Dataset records
==========

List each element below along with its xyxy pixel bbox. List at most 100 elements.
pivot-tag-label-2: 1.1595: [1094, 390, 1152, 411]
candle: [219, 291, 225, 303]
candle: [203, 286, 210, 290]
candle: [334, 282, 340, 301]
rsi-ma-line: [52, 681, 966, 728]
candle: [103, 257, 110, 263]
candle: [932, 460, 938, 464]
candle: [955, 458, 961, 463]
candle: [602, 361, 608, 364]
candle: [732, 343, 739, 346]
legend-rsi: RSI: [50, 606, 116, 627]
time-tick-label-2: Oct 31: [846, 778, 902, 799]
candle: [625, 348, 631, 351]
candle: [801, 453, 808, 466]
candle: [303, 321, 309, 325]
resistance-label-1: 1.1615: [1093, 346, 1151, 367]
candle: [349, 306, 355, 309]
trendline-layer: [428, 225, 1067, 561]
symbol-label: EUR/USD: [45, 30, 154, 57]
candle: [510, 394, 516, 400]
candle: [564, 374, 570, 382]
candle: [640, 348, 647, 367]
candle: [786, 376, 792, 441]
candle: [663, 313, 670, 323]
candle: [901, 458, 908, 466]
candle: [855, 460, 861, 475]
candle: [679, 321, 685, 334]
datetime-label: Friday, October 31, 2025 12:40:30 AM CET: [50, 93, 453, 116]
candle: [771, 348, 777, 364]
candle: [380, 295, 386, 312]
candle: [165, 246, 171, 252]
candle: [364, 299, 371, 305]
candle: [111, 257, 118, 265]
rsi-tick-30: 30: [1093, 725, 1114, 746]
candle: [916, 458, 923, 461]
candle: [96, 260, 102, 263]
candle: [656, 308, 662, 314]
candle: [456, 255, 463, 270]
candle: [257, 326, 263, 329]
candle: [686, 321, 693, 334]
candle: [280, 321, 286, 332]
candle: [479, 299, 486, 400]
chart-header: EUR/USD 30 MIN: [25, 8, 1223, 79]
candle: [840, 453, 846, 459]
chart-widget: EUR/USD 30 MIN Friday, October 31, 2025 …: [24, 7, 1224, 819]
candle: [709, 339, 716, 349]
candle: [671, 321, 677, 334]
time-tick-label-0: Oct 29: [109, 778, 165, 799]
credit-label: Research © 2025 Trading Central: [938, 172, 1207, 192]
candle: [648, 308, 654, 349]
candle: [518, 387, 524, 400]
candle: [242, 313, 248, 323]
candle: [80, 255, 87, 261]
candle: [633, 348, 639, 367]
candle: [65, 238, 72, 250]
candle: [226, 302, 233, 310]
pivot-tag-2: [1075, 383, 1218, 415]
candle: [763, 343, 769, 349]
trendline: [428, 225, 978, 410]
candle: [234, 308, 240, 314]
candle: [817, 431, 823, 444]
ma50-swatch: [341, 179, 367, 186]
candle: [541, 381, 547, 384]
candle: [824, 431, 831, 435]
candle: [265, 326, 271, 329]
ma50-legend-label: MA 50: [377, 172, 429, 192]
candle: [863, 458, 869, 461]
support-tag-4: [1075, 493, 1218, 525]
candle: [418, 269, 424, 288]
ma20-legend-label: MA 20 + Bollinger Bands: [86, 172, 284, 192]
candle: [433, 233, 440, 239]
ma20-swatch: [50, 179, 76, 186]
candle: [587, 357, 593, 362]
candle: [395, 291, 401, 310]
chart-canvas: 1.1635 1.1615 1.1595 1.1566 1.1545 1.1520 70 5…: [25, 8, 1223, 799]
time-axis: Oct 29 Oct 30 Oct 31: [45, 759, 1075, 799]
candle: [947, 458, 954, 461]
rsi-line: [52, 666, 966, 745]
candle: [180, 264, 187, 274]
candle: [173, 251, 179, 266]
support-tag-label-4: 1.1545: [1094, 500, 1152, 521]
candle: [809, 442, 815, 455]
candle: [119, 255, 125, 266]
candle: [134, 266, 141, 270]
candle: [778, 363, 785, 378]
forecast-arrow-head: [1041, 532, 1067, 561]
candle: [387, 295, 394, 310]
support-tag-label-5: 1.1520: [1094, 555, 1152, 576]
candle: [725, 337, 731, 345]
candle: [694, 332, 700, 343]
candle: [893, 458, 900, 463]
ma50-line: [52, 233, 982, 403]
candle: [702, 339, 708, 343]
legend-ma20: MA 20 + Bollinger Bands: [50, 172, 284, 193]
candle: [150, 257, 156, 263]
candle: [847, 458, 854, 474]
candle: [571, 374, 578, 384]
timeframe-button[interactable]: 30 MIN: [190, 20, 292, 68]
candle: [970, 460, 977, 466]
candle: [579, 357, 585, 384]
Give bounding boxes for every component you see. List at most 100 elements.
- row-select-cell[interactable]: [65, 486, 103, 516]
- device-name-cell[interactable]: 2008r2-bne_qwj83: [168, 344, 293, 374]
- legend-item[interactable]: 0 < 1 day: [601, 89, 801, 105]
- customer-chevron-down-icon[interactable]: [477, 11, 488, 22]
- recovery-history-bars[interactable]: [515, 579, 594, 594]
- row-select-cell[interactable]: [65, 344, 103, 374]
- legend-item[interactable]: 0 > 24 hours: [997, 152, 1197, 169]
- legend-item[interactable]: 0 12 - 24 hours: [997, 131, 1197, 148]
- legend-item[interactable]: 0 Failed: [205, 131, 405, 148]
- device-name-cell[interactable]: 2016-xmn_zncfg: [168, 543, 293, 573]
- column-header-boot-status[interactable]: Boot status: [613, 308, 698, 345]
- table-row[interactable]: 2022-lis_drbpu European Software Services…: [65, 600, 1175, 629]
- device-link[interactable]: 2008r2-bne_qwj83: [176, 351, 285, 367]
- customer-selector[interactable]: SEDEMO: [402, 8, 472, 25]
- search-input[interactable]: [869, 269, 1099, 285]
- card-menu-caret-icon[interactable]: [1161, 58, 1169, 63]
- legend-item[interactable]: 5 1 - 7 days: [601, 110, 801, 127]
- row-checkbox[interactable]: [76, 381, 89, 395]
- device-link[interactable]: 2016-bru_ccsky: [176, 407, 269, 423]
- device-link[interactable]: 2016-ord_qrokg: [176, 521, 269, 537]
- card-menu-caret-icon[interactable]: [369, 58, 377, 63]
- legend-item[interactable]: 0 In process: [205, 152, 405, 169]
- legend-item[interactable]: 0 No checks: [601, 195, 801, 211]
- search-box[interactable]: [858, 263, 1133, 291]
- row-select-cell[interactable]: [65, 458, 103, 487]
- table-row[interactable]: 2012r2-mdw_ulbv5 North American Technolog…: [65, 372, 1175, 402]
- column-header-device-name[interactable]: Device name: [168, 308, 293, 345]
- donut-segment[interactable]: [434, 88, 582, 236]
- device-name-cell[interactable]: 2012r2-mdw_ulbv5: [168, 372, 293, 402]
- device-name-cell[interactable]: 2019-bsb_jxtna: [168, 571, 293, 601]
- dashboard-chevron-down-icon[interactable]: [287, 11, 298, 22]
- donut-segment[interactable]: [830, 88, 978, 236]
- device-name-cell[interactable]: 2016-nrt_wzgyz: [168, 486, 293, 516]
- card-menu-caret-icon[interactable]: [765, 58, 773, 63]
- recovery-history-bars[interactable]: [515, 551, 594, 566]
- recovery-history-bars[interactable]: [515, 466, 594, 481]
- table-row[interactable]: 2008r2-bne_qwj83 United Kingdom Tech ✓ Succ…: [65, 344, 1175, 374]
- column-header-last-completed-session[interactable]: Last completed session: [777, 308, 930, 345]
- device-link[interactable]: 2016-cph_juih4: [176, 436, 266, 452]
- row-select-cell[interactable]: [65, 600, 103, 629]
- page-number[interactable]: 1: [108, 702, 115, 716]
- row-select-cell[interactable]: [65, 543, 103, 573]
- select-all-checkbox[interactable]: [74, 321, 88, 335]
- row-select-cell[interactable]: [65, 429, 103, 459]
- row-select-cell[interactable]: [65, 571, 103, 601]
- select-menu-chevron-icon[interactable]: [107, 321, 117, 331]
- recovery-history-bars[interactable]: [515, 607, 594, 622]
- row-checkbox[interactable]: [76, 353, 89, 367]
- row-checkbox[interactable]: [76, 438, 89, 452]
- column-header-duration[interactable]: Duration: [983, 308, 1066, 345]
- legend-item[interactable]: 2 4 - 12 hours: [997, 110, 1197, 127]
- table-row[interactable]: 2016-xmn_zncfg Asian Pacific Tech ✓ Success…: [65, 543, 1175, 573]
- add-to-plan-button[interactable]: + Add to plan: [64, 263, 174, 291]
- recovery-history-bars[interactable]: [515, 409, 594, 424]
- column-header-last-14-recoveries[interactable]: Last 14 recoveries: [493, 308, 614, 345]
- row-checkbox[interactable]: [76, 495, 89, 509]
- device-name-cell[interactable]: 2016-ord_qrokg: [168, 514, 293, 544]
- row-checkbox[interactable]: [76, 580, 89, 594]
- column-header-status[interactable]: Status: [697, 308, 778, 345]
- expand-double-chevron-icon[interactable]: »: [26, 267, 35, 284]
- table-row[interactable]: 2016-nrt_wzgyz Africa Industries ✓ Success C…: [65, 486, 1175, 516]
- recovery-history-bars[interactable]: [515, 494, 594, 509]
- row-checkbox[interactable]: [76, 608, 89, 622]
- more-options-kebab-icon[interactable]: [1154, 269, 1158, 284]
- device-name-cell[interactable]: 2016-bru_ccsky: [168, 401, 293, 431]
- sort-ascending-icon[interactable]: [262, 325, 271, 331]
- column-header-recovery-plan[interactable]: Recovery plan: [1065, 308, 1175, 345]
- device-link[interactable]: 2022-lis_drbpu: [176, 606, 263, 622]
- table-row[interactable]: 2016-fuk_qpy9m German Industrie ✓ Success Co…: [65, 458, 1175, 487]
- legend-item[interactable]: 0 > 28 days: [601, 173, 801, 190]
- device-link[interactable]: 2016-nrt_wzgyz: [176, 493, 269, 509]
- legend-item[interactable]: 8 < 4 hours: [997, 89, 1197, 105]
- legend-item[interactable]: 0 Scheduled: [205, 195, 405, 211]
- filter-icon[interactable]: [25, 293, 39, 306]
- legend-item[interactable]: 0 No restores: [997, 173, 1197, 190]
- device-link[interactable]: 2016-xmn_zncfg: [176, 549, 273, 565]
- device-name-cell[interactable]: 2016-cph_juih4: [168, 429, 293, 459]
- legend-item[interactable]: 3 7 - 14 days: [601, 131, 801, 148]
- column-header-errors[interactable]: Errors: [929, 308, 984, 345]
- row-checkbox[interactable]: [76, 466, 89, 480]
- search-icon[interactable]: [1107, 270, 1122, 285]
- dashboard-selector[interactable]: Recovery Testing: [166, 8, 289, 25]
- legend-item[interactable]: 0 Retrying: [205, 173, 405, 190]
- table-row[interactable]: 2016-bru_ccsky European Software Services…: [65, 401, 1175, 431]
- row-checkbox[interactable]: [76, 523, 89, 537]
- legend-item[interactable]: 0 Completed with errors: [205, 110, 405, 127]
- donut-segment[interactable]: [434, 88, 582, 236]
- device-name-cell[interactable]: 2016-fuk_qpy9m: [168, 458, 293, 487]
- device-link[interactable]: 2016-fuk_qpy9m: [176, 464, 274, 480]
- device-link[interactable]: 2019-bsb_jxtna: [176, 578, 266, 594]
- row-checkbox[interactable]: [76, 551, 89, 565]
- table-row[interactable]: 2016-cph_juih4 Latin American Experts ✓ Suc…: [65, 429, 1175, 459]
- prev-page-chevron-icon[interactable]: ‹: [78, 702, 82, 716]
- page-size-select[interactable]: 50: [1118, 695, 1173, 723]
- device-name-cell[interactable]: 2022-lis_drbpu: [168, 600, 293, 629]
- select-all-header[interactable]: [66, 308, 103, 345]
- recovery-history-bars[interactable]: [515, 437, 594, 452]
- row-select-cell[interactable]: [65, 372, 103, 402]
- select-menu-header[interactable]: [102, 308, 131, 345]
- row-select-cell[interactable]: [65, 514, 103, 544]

==========

## What to do:
Copy the items from the first line down to the line with "candle: [732, 343, 739, 346]", swapping "candle" for "bar" and keeping every other part the same.

## Result below:
List each element below along with its xyxy pixel bbox. List at most 100 elements.
pivot-tag-label-2: 1.1595: [1094, 390, 1152, 411]
bar: [219, 291, 225, 303]
bar: [203, 286, 210, 290]
bar: [334, 282, 340, 301]
rsi-ma-line: [52, 681, 966, 728]
bar: [103, 257, 110, 263]
bar: [932, 460, 938, 464]
bar: [955, 458, 961, 463]
bar: [602, 361, 608, 364]
bar: [732, 343, 739, 346]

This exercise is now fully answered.